Goal —
Restate the material word for word and leave out anything that is a picture.

Data items
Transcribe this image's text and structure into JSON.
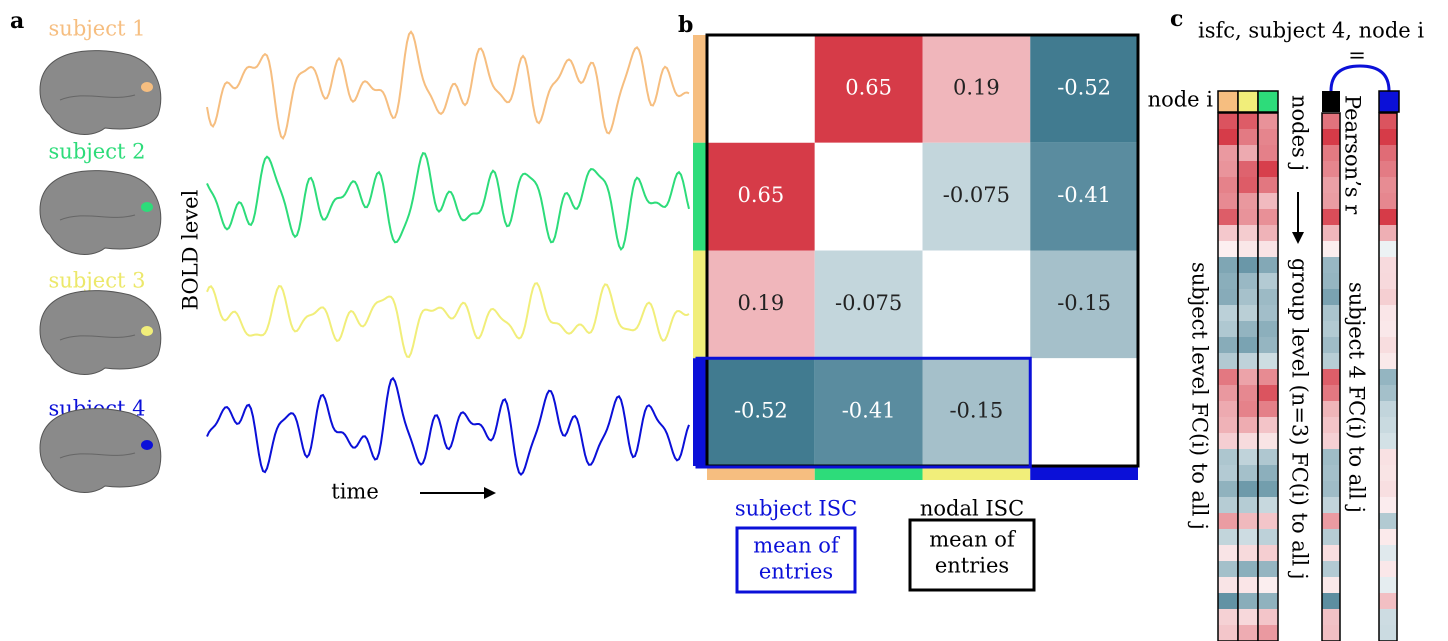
{
  "panel_a": {
    "label": "a",
    "subjects": [
      "subject 1",
      "subject 2",
      "subject 3",
      "subject 4"
    ],
    "y_axis": "BOLD level",
    "x_axis": "time"
  },
  "panel_b": {
    "label": "b",
    "matrix": [
      [
        null,
        0.65,
        0.19,
        -0.52
      ],
      [
        0.65,
        null,
        -0.075,
        -0.41
      ],
      [
        0.19,
        -0.075,
        null,
        -0.15
      ],
      [
        -0.52,
        -0.41,
        -0.15,
        null
      ]
    ],
    "subject_isc": {
      "title": "subject ISC",
      "box_lines": [
        "mean of",
        "entries"
      ]
    },
    "nodal_isc": {
      "title": "nodal ISC",
      "box_lines": [
        "mean of",
        "entries"
      ]
    }
  },
  "panel_c": {
    "label": "c",
    "title": "isfc, subject 4, node i",
    "equals": "=",
    "node_label": "node i",
    "pearson": "Pearson’s r",
    "nodes_j": "nodes j",
    "group_label": "group level (n=3) FC(i) to all j",
    "subject4_label": "subject 4 FC(i) to all j",
    "subject_level_label": "subject level FC(i) to all j"
  }
}
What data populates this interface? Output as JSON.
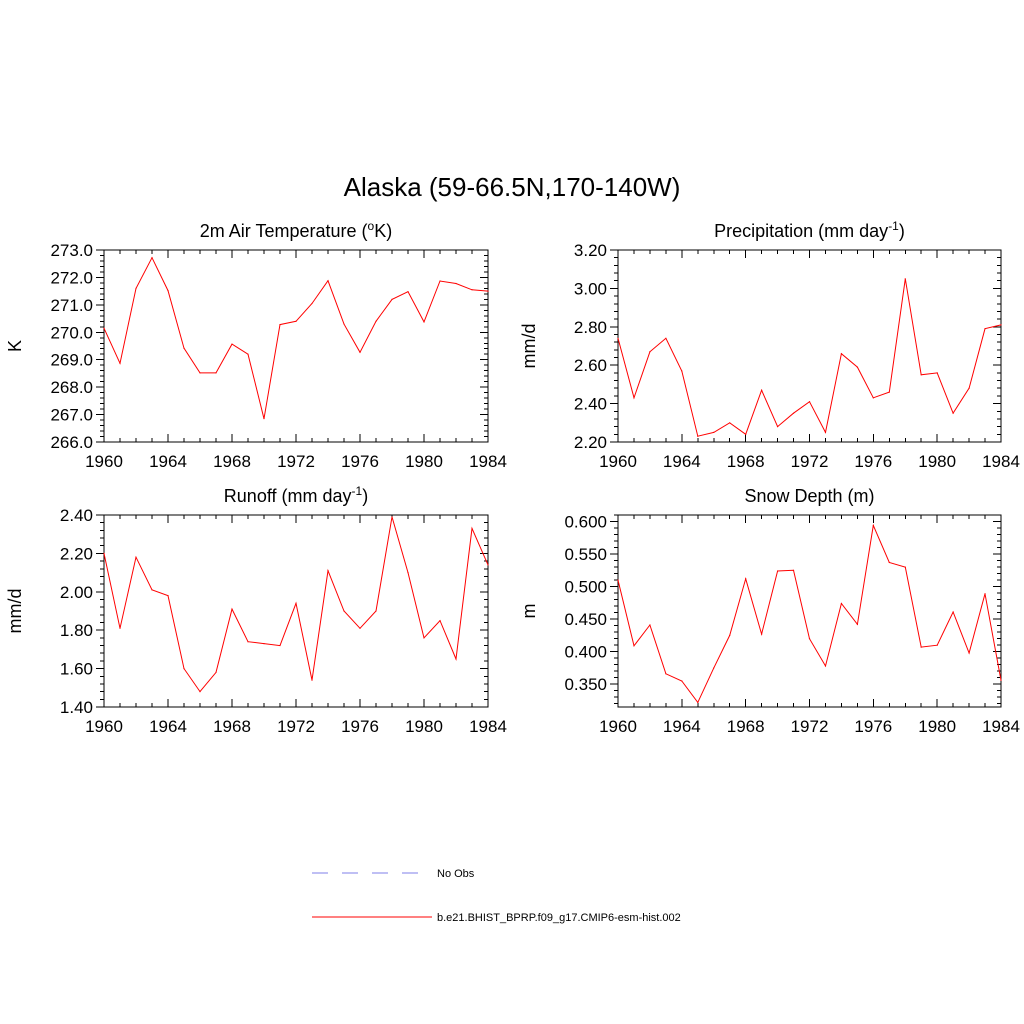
{
  "figure": {
    "title": "Alaska (59-66.5N,170-140W)"
  },
  "legend": {
    "placement": "bottom-center",
    "entries": [
      {
        "label": "No Obs",
        "color": "#9999ee",
        "style": "dashed"
      },
      {
        "label": "b.e21.BHIST_BPRP.f09_g17.CMIP6-esm-hist.002",
        "color": "#ff0000",
        "style": "solid"
      }
    ]
  },
  "chart_data": [
    {
      "type": "line",
      "title": "2m Air Temperature (",
      "title_sup": "o",
      "title_after_sup": "K)",
      "ylabel": "K",
      "xlabel": "",
      "xlim": [
        1960,
        1984
      ],
      "ylim": [
        266.0,
        273.0
      ],
      "xticks": [
        1960,
        1964,
        1968,
        1972,
        1976,
        1980,
        1984
      ],
      "xtick_labels": [
        "1960",
        "1964",
        "1968",
        "1972",
        "1976",
        "1980",
        "1984"
      ],
      "yticks": [
        266.0,
        267.0,
        268.0,
        269.0,
        270.0,
        271.0,
        272.0,
        273.0
      ],
      "ytick_labels": [
        "266.0",
        "267.0",
        "268.0",
        "269.0",
        "270.0",
        "271.0",
        "272.0",
        "273.0"
      ],
      "grid": false,
      "x": [
        1960,
        1961,
        1962,
        1963,
        1964,
        1965,
        1966,
        1967,
        1968,
        1969,
        1970,
        1971,
        1972,
        1973,
        1974,
        1975,
        1976,
        1977,
        1978,
        1979,
        1980,
        1981,
        1982,
        1983,
        1984
      ],
      "series": [
        {
          "color": "#ff0000",
          "values": [
            270.15,
            268.87,
            271.6,
            272.72,
            271.52,
            269.42,
            268.52,
            268.52,
            269.57,
            269.2,
            266.85,
            270.28,
            270.4,
            271.05,
            271.88,
            270.3,
            269.27,
            270.4,
            271.2,
            271.48,
            270.38,
            271.87,
            271.78,
            271.55,
            271.5
          ]
        }
      ]
    },
    {
      "type": "line",
      "title": "Precipitation (mm day",
      "title_sup": "-1",
      "title_after_sup": ")",
      "ylabel": "mm/d",
      "xlabel": "",
      "xlim": [
        1960,
        1984
      ],
      "ylim": [
        2.2,
        3.2
      ],
      "xticks": [
        1960,
        1964,
        1968,
        1972,
        1976,
        1980,
        1984
      ],
      "xtick_labels": [
        "1960",
        "1964",
        "1968",
        "1972",
        "1976",
        "1980",
        "1984"
      ],
      "yticks": [
        2.2,
        2.4,
        2.6,
        2.8,
        3.0,
        3.2
      ],
      "ytick_labels": [
        "2.20",
        "2.40",
        "2.60",
        "2.80",
        "3.00",
        "3.20"
      ],
      "grid": false,
      "x": [
        1960,
        1961,
        1962,
        1963,
        1964,
        1965,
        1966,
        1967,
        1968,
        1969,
        1970,
        1971,
        1972,
        1973,
        1974,
        1975,
        1976,
        1977,
        1978,
        1979,
        1980,
        1981,
        1982,
        1983,
        1984
      ],
      "series": [
        {
          "color": "#ff0000",
          "values": [
            2.74,
            2.43,
            2.67,
            2.74,
            2.57,
            2.23,
            2.25,
            2.3,
            2.24,
            2.47,
            2.28,
            2.35,
            2.41,
            2.25,
            2.66,
            2.59,
            2.43,
            2.46,
            3.05,
            2.55,
            2.56,
            2.35,
            2.48,
            2.79,
            2.81
          ]
        }
      ]
    },
    {
      "type": "line",
      "title": "Runoff (mm day",
      "title_sup": "-1",
      "title_after_sup": ")",
      "ylabel": "mm/d",
      "xlabel": "",
      "xlim": [
        1960,
        1984
      ],
      "ylim": [
        1.4,
        2.4
      ],
      "xticks": [
        1960,
        1964,
        1968,
        1972,
        1976,
        1980,
        1984
      ],
      "xtick_labels": [
        "1960",
        "1964",
        "1968",
        "1972",
        "1976",
        "1980",
        "1984"
      ],
      "yticks": [
        1.4,
        1.6,
        1.8,
        2.0,
        2.2,
        2.4
      ],
      "ytick_labels": [
        "1.40",
        "1.60",
        "1.80",
        "2.00",
        "2.20",
        "2.40"
      ],
      "grid": false,
      "x": [
        1960,
        1961,
        1962,
        1963,
        1964,
        1965,
        1966,
        1967,
        1968,
        1969,
        1970,
        1971,
        1972,
        1973,
        1974,
        1975,
        1976,
        1977,
        1978,
        1979,
        1980,
        1981,
        1982,
        1983,
        1984
      ],
      "series": [
        {
          "color": "#ff0000",
          "values": [
            2.2,
            1.81,
            2.18,
            2.01,
            1.98,
            1.6,
            1.48,
            1.58,
            1.91,
            1.74,
            1.73,
            1.72,
            1.94,
            1.54,
            2.11,
            1.9,
            1.81,
            1.9,
            2.39,
            2.1,
            1.76,
            1.85,
            1.65,
            2.33,
            2.14
          ]
        }
      ]
    },
    {
      "type": "line",
      "title": "Snow Depth (m)",
      "ylabel": "m",
      "xlabel": "",
      "xlim": [
        1960,
        1984
      ],
      "ylim": [
        0.315,
        0.61
      ],
      "xticks": [
        1960,
        1964,
        1968,
        1972,
        1976,
        1980,
        1984
      ],
      "xtick_labels": [
        "1960",
        "1964",
        "1968",
        "1972",
        "1976",
        "1980",
        "1984"
      ],
      "yticks": [
        0.35,
        0.4,
        0.45,
        0.5,
        0.55,
        0.6
      ],
      "ytick_labels": [
        "0.350",
        "0.400",
        "0.450",
        "0.500",
        "0.550",
        "0.600"
      ],
      "grid": false,
      "x": [
        1960,
        1961,
        1962,
        1963,
        1964,
        1965,
        1966,
        1967,
        1968,
        1969,
        1970,
        1971,
        1972,
        1973,
        1974,
        1975,
        1976,
        1977,
        1978,
        1979,
        1980,
        1981,
        1982,
        1983,
        1984
      ],
      "series": [
        {
          "color": "#ff0000",
          "values": [
            0.51,
            0.409,
            0.441,
            0.366,
            0.355,
            0.322,
            0.375,
            0.425,
            0.512,
            0.427,
            0.524,
            0.525,
            0.42,
            0.378,
            0.474,
            0.442,
            0.594,
            0.537,
            0.53,
            0.407,
            0.41,
            0.461,
            0.398,
            0.489,
            0.356
          ]
        }
      ]
    }
  ]
}
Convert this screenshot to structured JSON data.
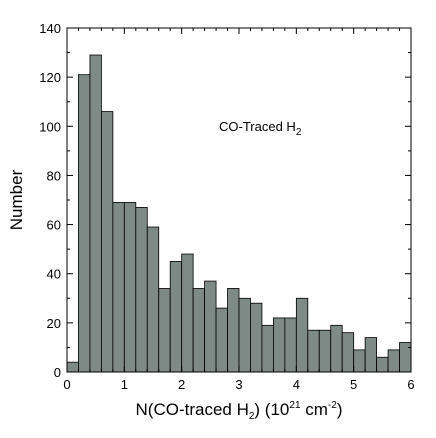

Expected answer —
Transcribe this image's text and structure into JSON.
{
  "panel_a": {
    "label": "a",
    "subjects": [
      "subject 1",
      "subject 2",
      "subject 3",
      "subject 4"
    ],
    "y_axis": "BOLD level",
    "x_axis": "time"
  },
  "panel_b": {
    "label": "b",
    "matrix": [
      [
        null,
        0.65,
        0.19,
        -0.52
      ],
      [
        0.65,
        null,
        -0.075,
        -0.41
      ],
      [
        0.19,
        -0.075,
        null,
        -0.15
      ],
      [
        -0.52,
        -0.41,
        -0.15,
        null
      ]
    ],
    "subject_isc": {
      "title": "subject ISC",
      "box_lines": [
        "mean of",
        "entries"
      ]
    },
    "nodal_isc": {
      "title": "nodal ISC",
      "box_lines": [
        "mean of",
        "entries"
      ]
    }
  },
  "panel_c": {
    "label": "c",
    "title": "isfc, subject 4, node i",
    "equals": "=",
    "node_label": "node i",
    "pearson": "Pearson’s r",
    "nodes_j": "nodes j",
    "group_label": "group level (n=3) FC(i) to all j",
    "subject4_label": "subject 4 FC(i) to all j",
    "subject_level_label": "subject level FC(i) to all j"
  }
}
What data populates this interface? Output as JSON.
{
  "figure": {
    "title": "Alaska (59-66.5N,170-140W)"
  },
  "legend": {
    "placement": "bottom-center",
    "entries": [
      {
        "label": "No Obs",
        "color": "#9999ee",
        "style": "dashed"
      },
      {
        "label": "b.e21.BHIST_BPRP.f09_g17.CMIP6-esm-hist.002",
        "color": "#ff0000",
        "style": "solid"
      }
    ]
  },
  "chart_data": [
    {
      "type": "line",
      "title": "2m Air Temperature (",
      "title_sup": "o",
      "title_after_sup": "K)",
      "ylabel": "K",
      "xlabel": "",
      "xlim": [
        1960,
        1984
      ],
      "ylim": [
        266.0,
        273.0
      ],
      "xticks": [
        1960,
        1964,
        1968,
        1972,
        1976,
        1980,
        1984
      ],
      "xtick_labels": [
        "1960",
        "1964",
        "1968",
        "1972",
        "1976",
        "1980",
        "1984"
      ],
      "yticks": [
        266.0,
        267.0,
        268.0,
        269.0,
        270.0,
        271.0,
        272.0,
        273.0
      ],
      "ytick_labels": [
        "266.0",
        "267.0",
        "268.0",
        "269.0",
        "270.0",
        "271.0",
        "272.0",
        "273.0"
      ],
      "grid": false,
      "x": [
        1960,
        1961,
        1962,
        1963,
        1964,
        1965,
        1966,
        1967,
        1968,
        1969,
        1970,
        1971,
        1972,
        1973,
        1974,
        1975,
        1976,
        1977,
        1978,
        1979,
        1980,
        1981,
        1982,
        1983,
        1984
      ],
      "series": [
        {
          "color": "#ff0000",
          "values": [
            270.15,
            268.87,
            271.6,
            272.72,
            271.52,
            269.42,
            268.52,
            268.52,
            269.57,
            269.2,
            266.85,
            270.28,
            270.4,
            271.05,
            271.88,
            270.3,
            269.27,
            270.4,
            271.2,
            271.48,
            270.38,
            271.87,
            271.78,
            271.55,
            271.5
          ]
        }
      ]
    },
    {
      "type": "line",
      "title": "Precipitation (mm day",
      "title_sup": "-1",
      "title_after_sup": ")",
      "ylabel": "mm/d",
      "xlabel": "",
      "xlim": [
        1960,
        1984
      ],
      "ylim": [
        2.2,
        3.2
      ],
      "xticks": [
        1960,
        1964,
        1968,
        1972,
        1976,
        1980,
        1984
      ],
      "xtick_labels": [
        "1960",
        "1964",
        "1968",
        "1972",
        "1976",
        "1980",
        "1984"
      ],
      "yticks": [
        2.2,
        2.4,
        2.6,
        2.8,
        3.0,
        3.2
      ],
      "ytick_labels": [
        "2.20",
        "2.40",
        "2.60",
        "2.80",
        "3.00",
        "3.20"
      ],
      "grid": false,
      "x": [
        1960,
        1961,
        1962,
        1963,
        1964,
        1965,
        1966,
        1967,
        1968,
        1969,
        1970,
        1971,
        1972,
        1973,
        1974,
        1975,
        1976,
        1977,
        1978,
        1979,
        1980,
        1981,
        1982,
        1983,
        1984
      ],
      "series": [
        {
          "color": "#ff0000",
          "values": [
            2.74,
            2.43,
            2.67,
            2.74,
            2.57,
            2.23,
            2.25,
            2.3,
            2.24,
            2.47,
            2.28,
            2.35,
            2.41,
            2.25,
            2.66,
            2.59,
            2.43,
            2.46,
            3.05,
            2.55,
            2.56,
            2.35,
            2.48,
            2.79,
            2.81
          ]
        }
      ]
    },
    {
      "type": "line",
      "title": "Runoff (mm day",
      "title_sup": "-1",
      "title_after_sup": ")",
      "ylabel": "mm/d",
      "xlabel": "",
      "xlim": [
        1960,
        1984
      ],
      "ylim": [
        1.4,
        2.4
      ],
      "xticks": [
        1960,
        1964,
        1968,
        1972,
        1976,
        1980,
        1984
      ],
      "xtick_labels": [
        "1960",
        "1964",
        "1968",
        "1972",
        "1976",
        "1980",
        "1984"
      ],
      "yticks": [
        1.4,
        1.6,
        1.8,
        2.0,
        2.2,
        2.4
      ],
      "ytick_labels": [
        "1.40",
        "1.60",
        "1.80",
        "2.00",
        "2.20",
        "2.40"
      ],
      "grid": false,
      "x": [
        1960,
        1961,
        1962,
        1963,
        1964,
        1965,
        1966,
        1967,
        1968,
        1969,
        1970,
        1971,
        1972,
        1973,
        1974,
        1975,
        1976,
        1977,
        1978,
        1979,
        1980,
        1981,
        1982,
        1983,
        1984
      ],
      "series": [
        {
          "color": "#ff0000",
          "values": [
            2.2,
            1.81,
            2.18,
            2.01,
            1.98,
            1.6,
            1.48,
            1.58,
            1.91,
            1.74,
            1.73,
            1.72,
            1.94,
            1.54,
            2.11,
            1.9,
            1.81,
            1.9,
            2.39,
            2.1,
            1.76,
            1.85,
            1.65,
            2.33,
            2.14
          ]
        }
      ]
    },
    {
      "type": "line",
      "title": "Snow Depth (m)",
      "ylabel": "m",
      "xlabel": "",
      "xlim": [
        1960,
        1984
      ],
      "ylim": [
        0.315,
        0.61
      ],
      "xticks": [
        1960,
        1964,
        1968,
        1972,
        1976,
        1980,
        1984
      ],
      "xtick_labels": [
        "1960",
        "1964",
        "1968",
        "1972",
        "1976",
        "1980",
        "1984"
      ],
      "yticks": [
        0.35,
        0.4,
        0.45,
        0.5,
        0.55,
        0.6
      ],
      "ytick_labels": [
        "0.350",
        "0.400",
        "0.450",
        "0.500",
        "0.550",
        "0.600"
      ],
      "grid": false,
      "x": [
        1960,
        1961,
        1962,
        1963,
        1964,
        1965,
        1966,
        1967,
        1968,
        1969,
        1970,
        1971,
        1972,
        1973,
        1974,
        1975,
        1976,
        1977,
        1978,
        1979,
        1980,
        1981,
        1982,
        1983,
        1984
      ],
      "series": [
        {
          "color": "#ff0000",
          "values": [
            0.51,
            0.409,
            0.441,
            0.366,
            0.355,
            0.322,
            0.375,
            0.425,
            0.512,
            0.427,
            0.524,
            0.525,
            0.42,
            0.378,
            0.474,
            0.442,
            0.594,
            0.537,
            0.53,
            0.407,
            0.41,
            0.461,
            0.398,
            0.489,
            0.356
          ]
        }
      ]
    }
  ]
}
Convert this screenshot to structured JSON data.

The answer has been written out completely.